Collected data
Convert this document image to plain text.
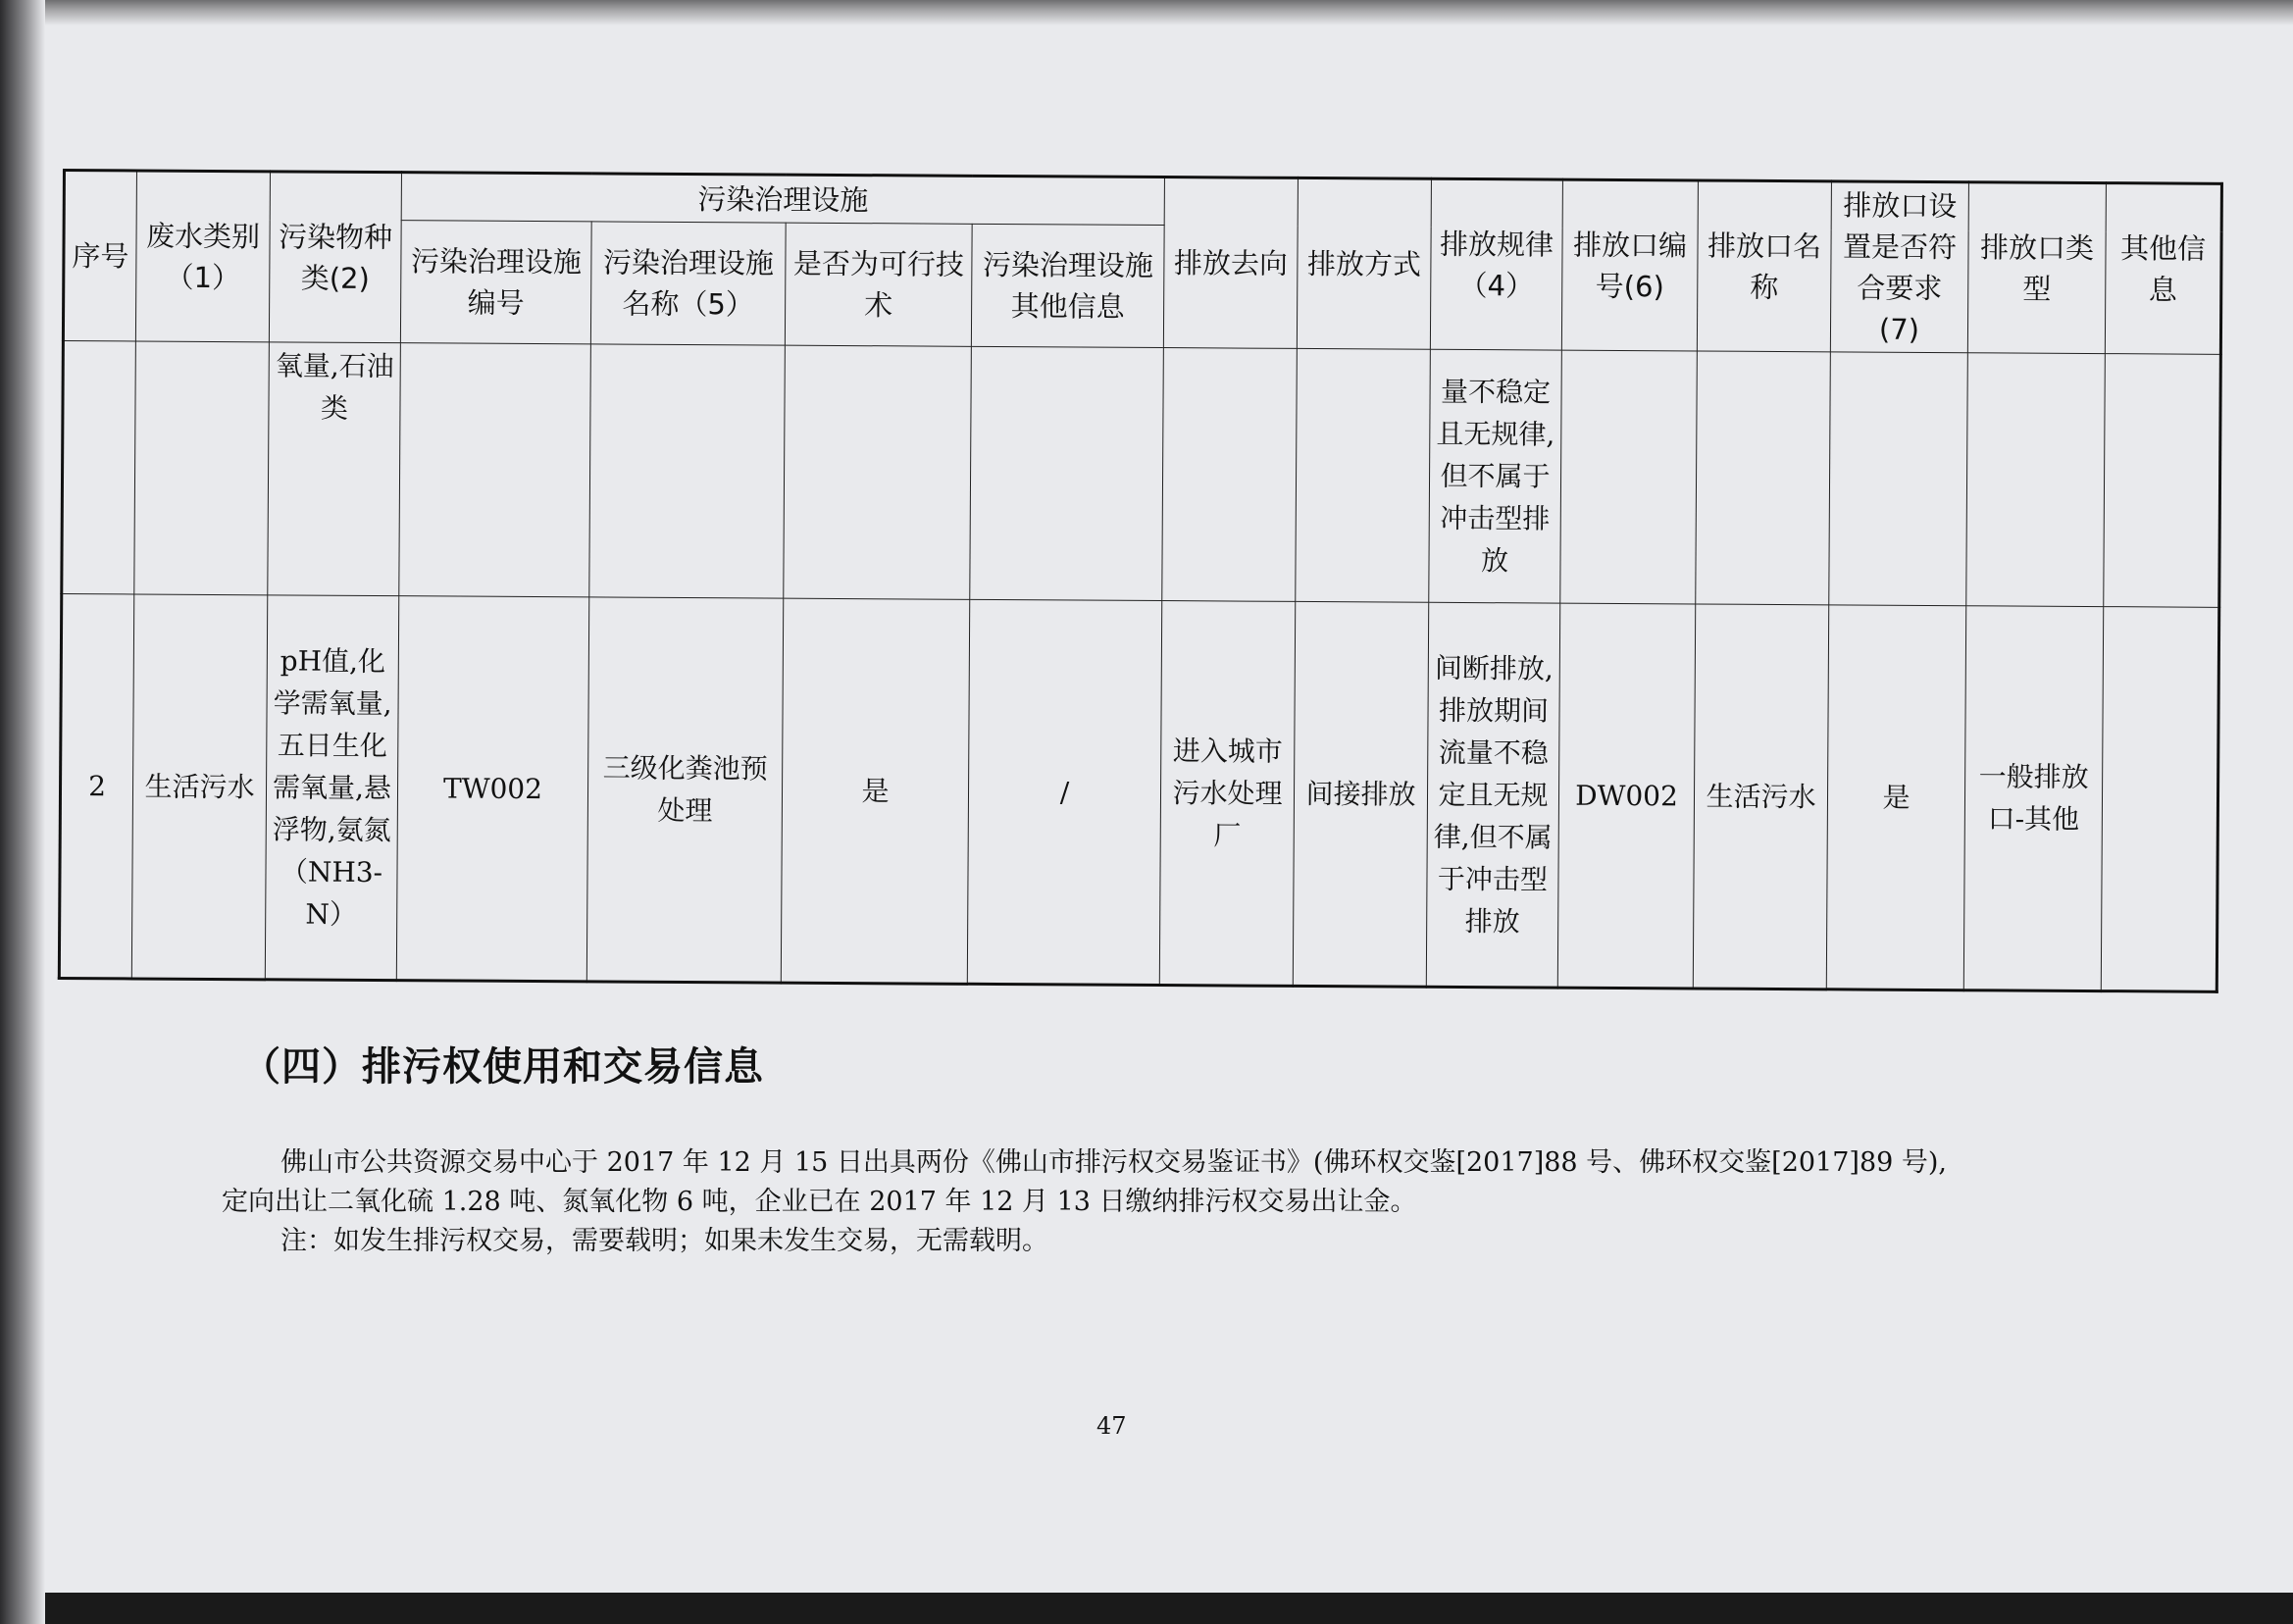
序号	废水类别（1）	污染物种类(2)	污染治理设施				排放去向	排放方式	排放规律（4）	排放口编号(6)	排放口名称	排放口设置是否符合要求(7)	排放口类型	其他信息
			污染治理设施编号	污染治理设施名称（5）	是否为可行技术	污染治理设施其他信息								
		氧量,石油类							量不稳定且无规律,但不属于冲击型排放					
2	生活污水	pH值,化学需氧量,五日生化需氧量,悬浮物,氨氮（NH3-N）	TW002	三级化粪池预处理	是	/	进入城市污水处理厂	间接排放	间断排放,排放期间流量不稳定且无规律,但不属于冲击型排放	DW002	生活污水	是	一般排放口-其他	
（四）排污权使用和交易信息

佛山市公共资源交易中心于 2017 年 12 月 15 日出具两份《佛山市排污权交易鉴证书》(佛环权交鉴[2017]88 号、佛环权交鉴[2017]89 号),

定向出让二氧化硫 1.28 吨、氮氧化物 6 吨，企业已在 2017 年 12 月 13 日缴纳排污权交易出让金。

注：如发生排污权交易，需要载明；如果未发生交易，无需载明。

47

* * *

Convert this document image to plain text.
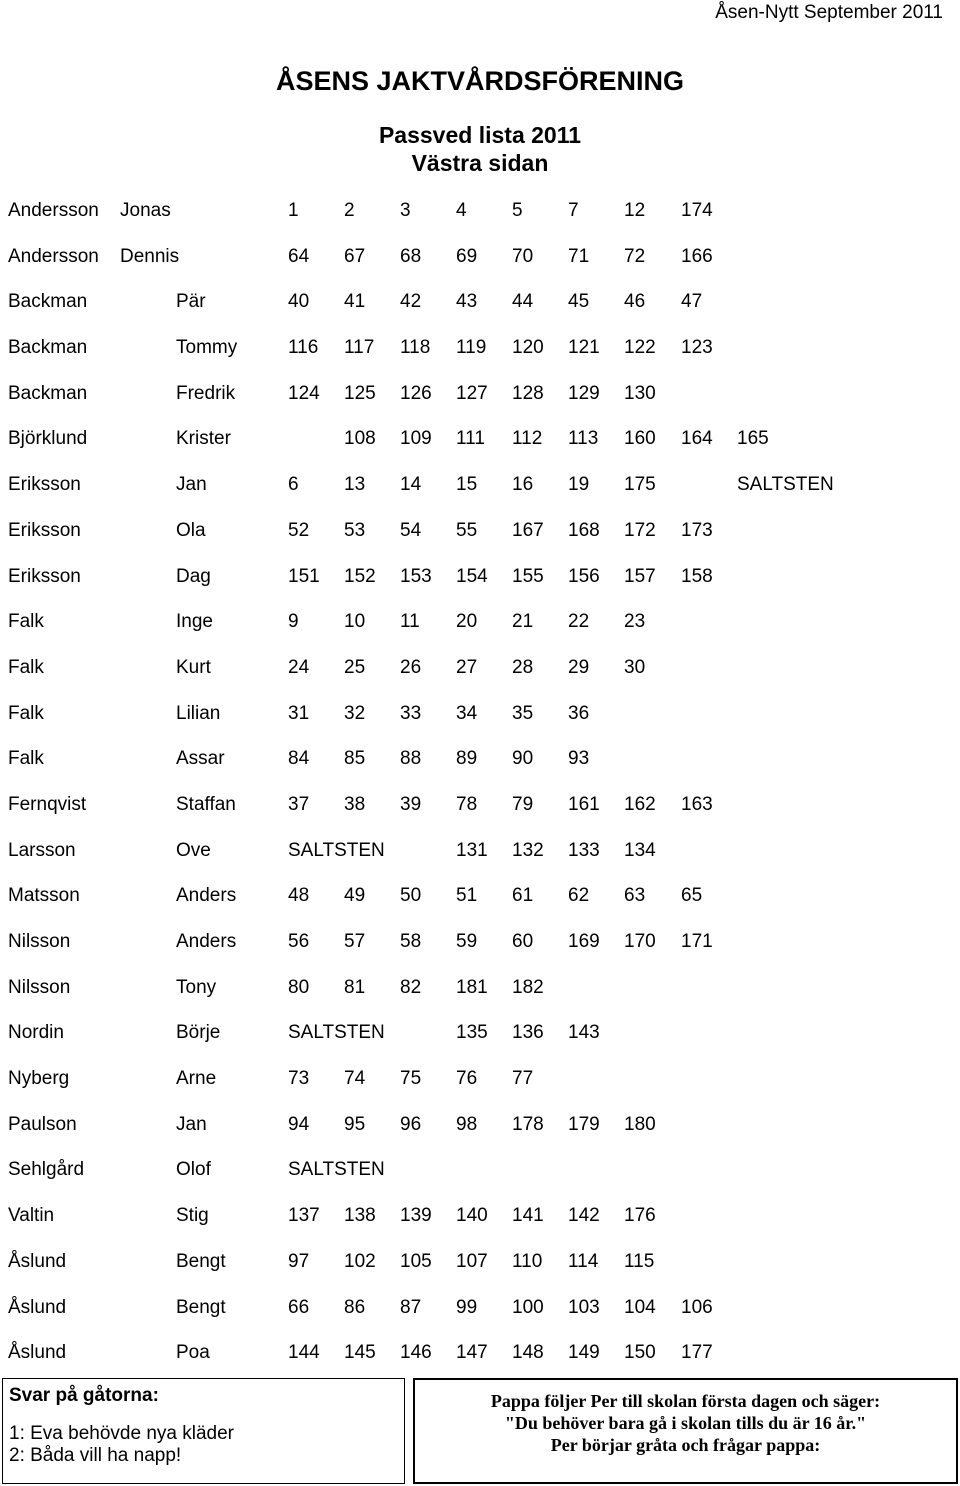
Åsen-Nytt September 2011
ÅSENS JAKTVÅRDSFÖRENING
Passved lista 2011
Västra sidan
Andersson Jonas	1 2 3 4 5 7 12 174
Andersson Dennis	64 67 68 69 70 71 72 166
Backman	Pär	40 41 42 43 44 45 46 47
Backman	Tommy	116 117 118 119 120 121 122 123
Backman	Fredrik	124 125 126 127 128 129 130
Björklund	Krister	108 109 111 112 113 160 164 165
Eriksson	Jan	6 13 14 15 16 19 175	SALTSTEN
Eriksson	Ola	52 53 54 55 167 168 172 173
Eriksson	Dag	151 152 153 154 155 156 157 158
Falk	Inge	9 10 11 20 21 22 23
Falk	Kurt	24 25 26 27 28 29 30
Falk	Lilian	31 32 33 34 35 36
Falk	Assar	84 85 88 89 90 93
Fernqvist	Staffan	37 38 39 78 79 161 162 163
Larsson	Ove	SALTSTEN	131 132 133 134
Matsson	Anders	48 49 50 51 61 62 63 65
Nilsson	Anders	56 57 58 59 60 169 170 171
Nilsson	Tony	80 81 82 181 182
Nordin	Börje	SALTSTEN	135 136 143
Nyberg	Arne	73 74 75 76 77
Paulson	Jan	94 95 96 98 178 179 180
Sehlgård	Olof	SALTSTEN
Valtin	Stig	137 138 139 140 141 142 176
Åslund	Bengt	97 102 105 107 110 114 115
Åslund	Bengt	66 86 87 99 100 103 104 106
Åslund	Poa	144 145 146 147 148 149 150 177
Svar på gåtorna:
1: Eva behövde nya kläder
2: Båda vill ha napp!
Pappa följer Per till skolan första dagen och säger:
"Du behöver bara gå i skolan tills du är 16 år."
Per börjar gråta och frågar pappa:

*Short task*:
Across the material above, how many lines include the string "Nilsson"? Only the number is wanted.

*Task solution*:
2